▶ [TEXT BLOCK]:

§ §

Wednesday, September 17, 2008

Jack Layton: All Things to All People

I won't be talking much about Layton this campaign, but since he did do an online discussion this past afternoon with the Globe I thought it was worth covering (see here for the transcript). I'll do the same if/when other leaders follow suit. Overall, I think Jack got some pretty easy questions and handled them well, but a couple answers really grabbed my attention just because they get to one major problem I have with Layton: he seems to want to try to tie himself to anything that he thinks is popular (e.g., Obama) regardless of how it fits with his supposed principles or reality. It's quite the contrast with Stéphane Dion who even Layton admits is a man of principle who has consistently taken bold stands on many issues regardless of their popularity at the time.

For instance in the forum when Layton was asked about how the NDP could be trusted with the public purse he shockingly started claiming "his party" has the best record on balanced budgets. Of course he's referring to provincial NDP governments that for the most part governed much farther to the right than the current federal NDP platform. But still I would think it quite odd if Dion started taking credit for Dalton McGuinty or Gordon Campbell’s accomplishments. Though if Jack wants to claim credit for the successes of past NDP provincial governments, surely he's willing to wear their failures too then?

§ §

Layout element annotations
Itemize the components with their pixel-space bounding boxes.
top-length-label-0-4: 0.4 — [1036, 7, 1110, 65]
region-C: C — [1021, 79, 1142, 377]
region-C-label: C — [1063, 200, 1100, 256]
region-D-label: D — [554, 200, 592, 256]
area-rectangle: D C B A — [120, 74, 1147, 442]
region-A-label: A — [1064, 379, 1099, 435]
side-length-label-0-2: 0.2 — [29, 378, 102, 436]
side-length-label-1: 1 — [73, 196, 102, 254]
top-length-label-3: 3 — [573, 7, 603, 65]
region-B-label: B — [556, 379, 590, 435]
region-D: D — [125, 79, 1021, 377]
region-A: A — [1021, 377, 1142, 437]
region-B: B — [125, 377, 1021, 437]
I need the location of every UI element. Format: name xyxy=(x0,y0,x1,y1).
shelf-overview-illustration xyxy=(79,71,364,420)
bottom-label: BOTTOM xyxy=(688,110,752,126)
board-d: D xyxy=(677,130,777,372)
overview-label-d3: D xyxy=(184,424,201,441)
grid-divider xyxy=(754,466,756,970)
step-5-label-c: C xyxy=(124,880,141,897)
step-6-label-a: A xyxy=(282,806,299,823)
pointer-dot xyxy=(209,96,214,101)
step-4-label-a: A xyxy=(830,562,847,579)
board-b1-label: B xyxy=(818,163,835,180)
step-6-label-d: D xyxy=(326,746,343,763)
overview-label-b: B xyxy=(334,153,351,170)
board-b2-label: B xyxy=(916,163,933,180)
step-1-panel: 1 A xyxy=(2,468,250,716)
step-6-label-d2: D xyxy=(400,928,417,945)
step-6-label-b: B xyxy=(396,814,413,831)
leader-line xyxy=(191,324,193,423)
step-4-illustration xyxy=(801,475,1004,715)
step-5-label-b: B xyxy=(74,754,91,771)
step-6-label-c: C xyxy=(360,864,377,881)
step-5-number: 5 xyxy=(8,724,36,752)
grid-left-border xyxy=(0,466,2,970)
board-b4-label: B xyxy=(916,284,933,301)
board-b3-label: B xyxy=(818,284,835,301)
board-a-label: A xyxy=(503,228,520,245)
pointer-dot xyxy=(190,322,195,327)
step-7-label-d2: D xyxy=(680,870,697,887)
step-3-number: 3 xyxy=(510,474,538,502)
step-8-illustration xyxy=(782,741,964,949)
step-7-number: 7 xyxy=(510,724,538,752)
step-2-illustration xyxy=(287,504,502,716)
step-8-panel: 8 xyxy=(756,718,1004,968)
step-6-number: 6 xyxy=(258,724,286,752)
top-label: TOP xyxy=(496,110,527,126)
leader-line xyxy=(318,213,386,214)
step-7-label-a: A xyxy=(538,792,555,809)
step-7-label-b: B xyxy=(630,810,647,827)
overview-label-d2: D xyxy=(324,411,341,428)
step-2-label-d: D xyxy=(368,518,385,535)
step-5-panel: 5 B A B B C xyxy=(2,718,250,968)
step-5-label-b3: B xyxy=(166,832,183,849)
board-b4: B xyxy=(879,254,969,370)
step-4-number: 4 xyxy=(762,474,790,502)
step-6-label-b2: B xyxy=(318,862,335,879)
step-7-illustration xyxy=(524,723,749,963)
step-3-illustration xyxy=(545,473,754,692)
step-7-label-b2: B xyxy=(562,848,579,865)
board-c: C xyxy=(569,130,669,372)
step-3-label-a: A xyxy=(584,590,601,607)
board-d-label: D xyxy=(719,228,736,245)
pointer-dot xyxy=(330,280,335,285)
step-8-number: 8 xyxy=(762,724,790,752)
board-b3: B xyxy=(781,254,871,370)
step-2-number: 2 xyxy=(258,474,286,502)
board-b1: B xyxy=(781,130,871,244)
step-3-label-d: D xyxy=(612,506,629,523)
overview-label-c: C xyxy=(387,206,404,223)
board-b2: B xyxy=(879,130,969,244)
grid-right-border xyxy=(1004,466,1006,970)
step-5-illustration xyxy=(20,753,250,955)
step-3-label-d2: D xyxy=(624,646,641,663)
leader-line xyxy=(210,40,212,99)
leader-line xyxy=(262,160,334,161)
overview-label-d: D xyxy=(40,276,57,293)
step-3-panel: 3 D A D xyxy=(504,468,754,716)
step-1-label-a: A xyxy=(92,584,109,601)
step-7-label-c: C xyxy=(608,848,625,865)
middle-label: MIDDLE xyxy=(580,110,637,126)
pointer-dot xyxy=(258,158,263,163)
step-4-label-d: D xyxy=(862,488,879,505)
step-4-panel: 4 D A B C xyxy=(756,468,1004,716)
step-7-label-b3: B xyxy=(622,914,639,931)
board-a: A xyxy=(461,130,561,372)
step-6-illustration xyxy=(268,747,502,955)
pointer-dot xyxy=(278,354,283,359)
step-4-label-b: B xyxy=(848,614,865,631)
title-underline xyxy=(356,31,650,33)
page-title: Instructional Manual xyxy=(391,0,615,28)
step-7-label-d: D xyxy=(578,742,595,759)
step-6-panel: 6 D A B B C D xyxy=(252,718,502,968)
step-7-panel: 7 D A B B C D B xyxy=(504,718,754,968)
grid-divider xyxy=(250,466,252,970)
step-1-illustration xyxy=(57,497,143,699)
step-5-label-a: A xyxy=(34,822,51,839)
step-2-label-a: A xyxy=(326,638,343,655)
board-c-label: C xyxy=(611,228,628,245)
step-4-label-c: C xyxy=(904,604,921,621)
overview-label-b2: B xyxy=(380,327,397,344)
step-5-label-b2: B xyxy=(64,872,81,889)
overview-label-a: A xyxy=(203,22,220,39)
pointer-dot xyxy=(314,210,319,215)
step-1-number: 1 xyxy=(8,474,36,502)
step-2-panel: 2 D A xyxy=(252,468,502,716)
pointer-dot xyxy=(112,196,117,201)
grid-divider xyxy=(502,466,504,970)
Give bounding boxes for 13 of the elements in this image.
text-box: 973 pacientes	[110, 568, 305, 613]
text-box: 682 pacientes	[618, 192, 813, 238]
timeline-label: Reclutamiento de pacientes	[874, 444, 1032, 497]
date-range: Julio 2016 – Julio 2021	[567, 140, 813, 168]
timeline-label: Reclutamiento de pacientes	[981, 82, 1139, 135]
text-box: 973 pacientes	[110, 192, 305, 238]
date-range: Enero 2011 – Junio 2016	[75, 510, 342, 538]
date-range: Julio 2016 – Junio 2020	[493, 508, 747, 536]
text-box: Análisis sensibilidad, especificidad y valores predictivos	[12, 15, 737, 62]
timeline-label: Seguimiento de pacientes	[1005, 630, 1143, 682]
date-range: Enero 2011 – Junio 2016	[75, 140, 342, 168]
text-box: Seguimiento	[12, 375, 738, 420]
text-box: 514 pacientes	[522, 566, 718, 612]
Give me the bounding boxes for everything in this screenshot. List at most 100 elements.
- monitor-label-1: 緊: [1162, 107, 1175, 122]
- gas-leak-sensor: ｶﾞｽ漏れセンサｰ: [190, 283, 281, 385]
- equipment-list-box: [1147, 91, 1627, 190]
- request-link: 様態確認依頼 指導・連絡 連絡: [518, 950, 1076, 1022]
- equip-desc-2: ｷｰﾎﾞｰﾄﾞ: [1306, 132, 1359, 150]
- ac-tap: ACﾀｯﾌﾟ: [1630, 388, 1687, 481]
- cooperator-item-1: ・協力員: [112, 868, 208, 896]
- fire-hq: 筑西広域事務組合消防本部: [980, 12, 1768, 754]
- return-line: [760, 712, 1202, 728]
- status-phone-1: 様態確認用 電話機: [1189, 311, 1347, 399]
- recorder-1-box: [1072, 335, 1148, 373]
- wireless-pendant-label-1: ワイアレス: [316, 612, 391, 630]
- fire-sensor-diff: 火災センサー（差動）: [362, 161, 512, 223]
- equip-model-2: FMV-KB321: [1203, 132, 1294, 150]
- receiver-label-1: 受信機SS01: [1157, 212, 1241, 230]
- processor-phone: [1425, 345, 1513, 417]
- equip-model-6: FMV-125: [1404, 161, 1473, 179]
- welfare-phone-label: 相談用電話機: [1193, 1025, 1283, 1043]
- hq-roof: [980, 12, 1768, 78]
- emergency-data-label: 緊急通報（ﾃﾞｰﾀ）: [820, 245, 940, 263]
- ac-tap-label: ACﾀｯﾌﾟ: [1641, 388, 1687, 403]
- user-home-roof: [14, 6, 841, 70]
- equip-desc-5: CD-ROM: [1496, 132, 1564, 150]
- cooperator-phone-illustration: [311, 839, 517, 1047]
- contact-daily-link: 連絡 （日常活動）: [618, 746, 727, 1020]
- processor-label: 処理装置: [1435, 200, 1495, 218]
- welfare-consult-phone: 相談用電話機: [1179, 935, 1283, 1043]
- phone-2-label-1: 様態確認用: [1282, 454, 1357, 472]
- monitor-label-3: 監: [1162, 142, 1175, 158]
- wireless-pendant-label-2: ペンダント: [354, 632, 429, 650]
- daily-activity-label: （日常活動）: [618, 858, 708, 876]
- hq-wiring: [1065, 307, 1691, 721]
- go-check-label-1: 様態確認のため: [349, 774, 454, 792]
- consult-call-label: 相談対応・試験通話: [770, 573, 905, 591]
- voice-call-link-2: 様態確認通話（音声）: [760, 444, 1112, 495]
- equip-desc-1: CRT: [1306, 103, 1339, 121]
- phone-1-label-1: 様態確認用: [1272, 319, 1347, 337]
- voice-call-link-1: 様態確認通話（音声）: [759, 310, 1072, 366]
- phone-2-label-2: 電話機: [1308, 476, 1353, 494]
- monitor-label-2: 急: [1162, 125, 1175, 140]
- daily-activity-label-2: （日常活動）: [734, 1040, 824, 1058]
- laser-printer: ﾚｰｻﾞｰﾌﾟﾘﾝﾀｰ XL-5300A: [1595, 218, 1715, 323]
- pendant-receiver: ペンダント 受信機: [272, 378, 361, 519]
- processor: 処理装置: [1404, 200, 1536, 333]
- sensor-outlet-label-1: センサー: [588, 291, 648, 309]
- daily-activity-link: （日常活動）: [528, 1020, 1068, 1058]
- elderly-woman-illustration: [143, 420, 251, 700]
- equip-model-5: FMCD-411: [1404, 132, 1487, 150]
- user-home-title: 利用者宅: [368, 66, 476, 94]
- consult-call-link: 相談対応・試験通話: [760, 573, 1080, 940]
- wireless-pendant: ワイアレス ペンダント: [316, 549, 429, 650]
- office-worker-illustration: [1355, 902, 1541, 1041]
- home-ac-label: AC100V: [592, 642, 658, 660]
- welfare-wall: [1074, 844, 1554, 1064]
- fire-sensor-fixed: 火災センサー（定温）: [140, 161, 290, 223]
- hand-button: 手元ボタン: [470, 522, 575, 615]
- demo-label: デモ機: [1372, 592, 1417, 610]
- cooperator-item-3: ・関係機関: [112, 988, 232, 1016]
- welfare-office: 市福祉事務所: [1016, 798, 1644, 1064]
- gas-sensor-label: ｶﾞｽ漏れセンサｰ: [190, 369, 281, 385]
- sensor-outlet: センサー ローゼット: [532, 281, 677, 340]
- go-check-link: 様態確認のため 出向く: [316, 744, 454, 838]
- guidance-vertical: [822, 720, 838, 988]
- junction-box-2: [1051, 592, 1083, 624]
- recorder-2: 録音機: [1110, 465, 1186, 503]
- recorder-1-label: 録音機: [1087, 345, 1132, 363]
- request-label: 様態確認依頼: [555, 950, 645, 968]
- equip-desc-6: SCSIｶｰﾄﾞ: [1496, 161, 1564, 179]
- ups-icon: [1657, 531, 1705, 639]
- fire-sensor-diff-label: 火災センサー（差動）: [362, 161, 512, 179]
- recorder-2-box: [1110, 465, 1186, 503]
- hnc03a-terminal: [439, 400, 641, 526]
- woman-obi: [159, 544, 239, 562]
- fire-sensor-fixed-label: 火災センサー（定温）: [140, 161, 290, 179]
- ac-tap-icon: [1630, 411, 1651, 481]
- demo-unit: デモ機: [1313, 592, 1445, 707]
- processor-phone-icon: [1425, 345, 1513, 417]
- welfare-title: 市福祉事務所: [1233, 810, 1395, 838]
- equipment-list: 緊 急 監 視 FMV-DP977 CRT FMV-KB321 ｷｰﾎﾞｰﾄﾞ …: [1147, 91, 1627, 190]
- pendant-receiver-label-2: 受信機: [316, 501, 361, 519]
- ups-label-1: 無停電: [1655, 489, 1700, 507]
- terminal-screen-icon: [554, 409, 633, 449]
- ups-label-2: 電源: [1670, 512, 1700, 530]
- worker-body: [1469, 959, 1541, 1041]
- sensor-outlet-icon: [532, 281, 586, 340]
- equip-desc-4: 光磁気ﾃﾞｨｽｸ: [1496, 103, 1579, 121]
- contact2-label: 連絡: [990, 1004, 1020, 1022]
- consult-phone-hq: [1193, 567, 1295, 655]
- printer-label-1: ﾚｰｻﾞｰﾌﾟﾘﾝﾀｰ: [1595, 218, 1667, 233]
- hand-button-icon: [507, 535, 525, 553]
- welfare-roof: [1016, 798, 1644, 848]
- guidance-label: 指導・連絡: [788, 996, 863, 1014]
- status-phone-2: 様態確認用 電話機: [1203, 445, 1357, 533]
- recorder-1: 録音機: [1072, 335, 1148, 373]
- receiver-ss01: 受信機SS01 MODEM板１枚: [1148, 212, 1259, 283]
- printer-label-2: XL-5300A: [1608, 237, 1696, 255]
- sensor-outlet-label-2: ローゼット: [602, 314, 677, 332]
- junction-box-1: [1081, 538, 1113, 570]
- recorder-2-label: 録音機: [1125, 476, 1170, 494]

§ §

▶ [WORK TO DO]: Extend the post about Jack Layton's online discussion with the Globe, starting right after its final sentence. The items have no connection to the post about Jack Layton.

▶ [RESULT BELOW]:
Even more galling though was Jack trying to tie himself directly again with Gary Doer, Premier of Manitoba. He implied again he'd manage the economy just like Premier Doer if he were actually Canadian Prime Minister. Now I remember last November Jack Layton actually literally said "Doer's policies are the same as ours". Well as I recounted at the time, Doer is someone who CUT corporate taxes, opposes legislation to ban replacement workers, supports a continued troop presence in Afghanistan, supports the Clarity Act (which Layton wanted to repeal), and has been a strong supporter of the "Third Way" (public-private partnerships) and the right wing Tony Blair in particular.

So which is it Jack? Would you be like Gary Doer and cut corporate taxes and reverse many of your other positions? I thought you were gonna take on the board rooms though? Or are you just trying to dupe people into thinking you are more centrist than you really are?

Who are you trying to fool, your own base, or the rest of Canadians?

Again Jack wants to be all things to all people. But that's the joy I guess of being a permanent opposition party: you'll never have to make any tough choices, be held accountable, or take a real stand on anything. Just promise the world and say you’ll be just like whoever you think your audience wants you to be, knowing you'll never have to deliver. Must be nice...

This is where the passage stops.